§ **The request**: Take the material below and write it all out again exactly.

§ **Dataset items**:
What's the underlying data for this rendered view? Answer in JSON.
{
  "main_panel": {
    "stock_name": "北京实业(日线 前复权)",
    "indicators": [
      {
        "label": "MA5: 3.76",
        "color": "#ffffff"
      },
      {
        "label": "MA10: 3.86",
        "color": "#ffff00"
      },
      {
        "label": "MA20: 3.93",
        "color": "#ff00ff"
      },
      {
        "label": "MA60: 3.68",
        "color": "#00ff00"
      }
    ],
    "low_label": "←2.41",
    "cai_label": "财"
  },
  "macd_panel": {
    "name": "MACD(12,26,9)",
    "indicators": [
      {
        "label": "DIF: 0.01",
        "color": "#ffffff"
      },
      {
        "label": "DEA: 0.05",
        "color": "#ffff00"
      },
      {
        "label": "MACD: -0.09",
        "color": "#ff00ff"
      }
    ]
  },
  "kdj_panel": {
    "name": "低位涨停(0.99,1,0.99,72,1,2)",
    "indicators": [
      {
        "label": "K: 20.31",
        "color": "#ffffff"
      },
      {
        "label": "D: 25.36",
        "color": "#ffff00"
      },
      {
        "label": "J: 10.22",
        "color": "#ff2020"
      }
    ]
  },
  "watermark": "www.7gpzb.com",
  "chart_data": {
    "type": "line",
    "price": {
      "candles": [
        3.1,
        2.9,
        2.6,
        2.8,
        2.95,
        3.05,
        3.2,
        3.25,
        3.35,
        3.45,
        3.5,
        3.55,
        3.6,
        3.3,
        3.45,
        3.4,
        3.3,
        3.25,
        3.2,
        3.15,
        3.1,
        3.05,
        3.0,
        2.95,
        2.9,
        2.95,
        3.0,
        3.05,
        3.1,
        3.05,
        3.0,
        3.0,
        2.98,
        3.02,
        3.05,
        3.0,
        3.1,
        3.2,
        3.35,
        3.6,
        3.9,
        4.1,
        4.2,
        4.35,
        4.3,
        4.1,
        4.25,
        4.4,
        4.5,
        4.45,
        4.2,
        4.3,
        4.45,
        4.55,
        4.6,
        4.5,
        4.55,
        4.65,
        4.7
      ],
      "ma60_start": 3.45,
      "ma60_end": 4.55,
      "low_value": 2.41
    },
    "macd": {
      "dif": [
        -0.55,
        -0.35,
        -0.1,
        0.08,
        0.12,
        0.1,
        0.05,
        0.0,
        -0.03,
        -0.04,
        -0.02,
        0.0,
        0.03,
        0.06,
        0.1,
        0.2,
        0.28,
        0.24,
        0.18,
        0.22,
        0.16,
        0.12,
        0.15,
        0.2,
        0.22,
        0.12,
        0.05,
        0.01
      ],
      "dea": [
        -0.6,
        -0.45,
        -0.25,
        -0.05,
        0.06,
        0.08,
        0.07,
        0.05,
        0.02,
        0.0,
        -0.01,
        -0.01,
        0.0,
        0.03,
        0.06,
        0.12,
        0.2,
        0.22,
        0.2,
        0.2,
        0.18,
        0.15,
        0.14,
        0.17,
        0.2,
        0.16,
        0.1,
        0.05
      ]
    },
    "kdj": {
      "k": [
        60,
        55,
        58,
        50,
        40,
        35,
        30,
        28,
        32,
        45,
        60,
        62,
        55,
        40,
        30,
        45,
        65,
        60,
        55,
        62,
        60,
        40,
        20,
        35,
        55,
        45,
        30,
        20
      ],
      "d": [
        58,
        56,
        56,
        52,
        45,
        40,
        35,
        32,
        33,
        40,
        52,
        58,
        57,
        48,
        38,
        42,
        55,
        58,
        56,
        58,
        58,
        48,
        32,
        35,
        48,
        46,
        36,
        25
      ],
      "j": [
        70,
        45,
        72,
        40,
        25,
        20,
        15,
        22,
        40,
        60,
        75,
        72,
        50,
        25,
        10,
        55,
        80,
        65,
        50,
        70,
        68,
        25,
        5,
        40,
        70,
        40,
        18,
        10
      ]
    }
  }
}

§ **Finished exercise**:
What's the underlying data for this rendered view? Answer in JSON.
{
  "main_panel": {
    "stock_name": "北京实业(日线 前复权)",
    "indicators": [
      {
        "label": "MA5: 3.76",
        "color": "#ffffff"
      },
      {
        "label": "MA10: 3.86",
        "color": "#ffff00"
      },
      {
        "label": "MA20: 3.93",
        "color": "#ff00ff"
      },
      {
        "label": "MA60: 3.68",
        "color": "#00ff00"
      }
    ],
    "low_label": "←2.41",
    "cai_label": "财"
  },
  "macd_panel": {
    "name": "MACD(12,26,9)",
    "indicators": [
      {
        "label": "DIF: 0.01",
        "color": "#ffffff"
      },
      {
        "label": "DEA: 0.05",
        "color": "#ffff00"
      },
      {
        "label": "MACD: -0.09",
        "color": "#ff00ff"
      }
    ]
  },
  "kdj_panel": {
    "name": "低位涨停(0.99,1,0.99,72,1,2)",
    "indicators": [
      {
        "label": "K: 20.31",
        "color": "#ffffff"
      },
      {
        "label": "D: 25.36",
        "color": "#ffff00"
      },
      {
        "label": "J: 10.22",
        "color": "#ff2020"
      }
    ]
  },
  "watermark": "www.7gpzb.com",
  "chart_data": {
    "type": "line",
    "price": {
      "candles": [
        3.1,
        2.9,
        2.6,
        2.8,
        2.95,
        3.05,
        3.2,
        3.25,
        3.35,
        3.45,
        3.5,
        3.55,
        3.6,
        3.3,
        3.45,
        3.4,
        3.3,
        3.25,
        3.2,
        3.15,
        3.1,
        3.05,
        3.0,
        2.95,
        2.9,
        2.95,
        3.0,
        3.05,
        3.1,
        3.05,
        3.0,
        3.0,
        2.98,
        3.02,
        3.05,
        3.0,
        3.1,
        3.2,
        3.35,
        3.6,
        3.9,
        4.1,
        4.2,
        4.35,
        4.3,
        4.1,
        4.25,
        4.4,
        4.5,
        4.45,
        4.2,
        4.3,
        4.45,
        4.55,
        4.6,
        4.5,
        4.55,
        4.65,
        4.7
      ],
      "ma60_start": 3.45,
      "ma60_end": 4.55,
      "low_value": 2.41
    },
    "macd": {
      "dif": [
        -0.55,
        -0.35,
        -0.1,
        0.08,
        0.12,
        0.1,
        0.05,
        0.0,
        -0.03,
        -0.04,
        -0.02,
        0.0,
        0.03,
        0.06,
        0.1,
        0.2,
        0.28,
        0.24,
        0.18,
        0.22,
        0.16,
        0.12,
        0.15,
        0.2,
        0.22,
        0.12,
        0.05,
        0.01
      ],
      "dea": [
        -0.6,
        -0.45,
        -0.25,
        -0.05,
        0.06,
        0.08,
        0.07,
        0.05,
        0.02,
        0.0,
        -0.01,
        -0.01,
        0.0,
        0.03,
        0.06,
        0.12,
        0.2,
        0.22,
        0.2,
        0.2,
        0.18,
        0.15,
        0.14,
        0.17,
        0.2,
        0.16,
        0.1,
        0.05
      ]
    },
    "kdj": {
      "k": [
        60,
        55,
        58,
        50,
        40,
        35,
        30,
        28,
        32,
        45,
        60,
        62,
        55,
        40,
        30,
        45,
        65,
        60,
        55,
        62,
        60,
        40,
        20,
        35,
        55,
        45,
        30,
        20
      ],
      "d": [
        58,
        56,
        56,
        52,
        45,
        40,
        35,
        32,
        33,
        40,
        52,
        58,
        57,
        48,
        38,
        42,
        55,
        58,
        56,
        58,
        58,
        48,
        32,
        35,
        48,
        46,
        36,
        25
      ],
      "j": [
        70,
        45,
        72,
        40,
        25,
        20,
        15,
        22,
        40,
        60,
        75,
        72,
        50,
        25,
        10,
        55,
        80,
        65,
        50,
        70,
        68,
        25,
        5,
        40,
        70,
        40,
        18,
        10
      ]
    }
  }
}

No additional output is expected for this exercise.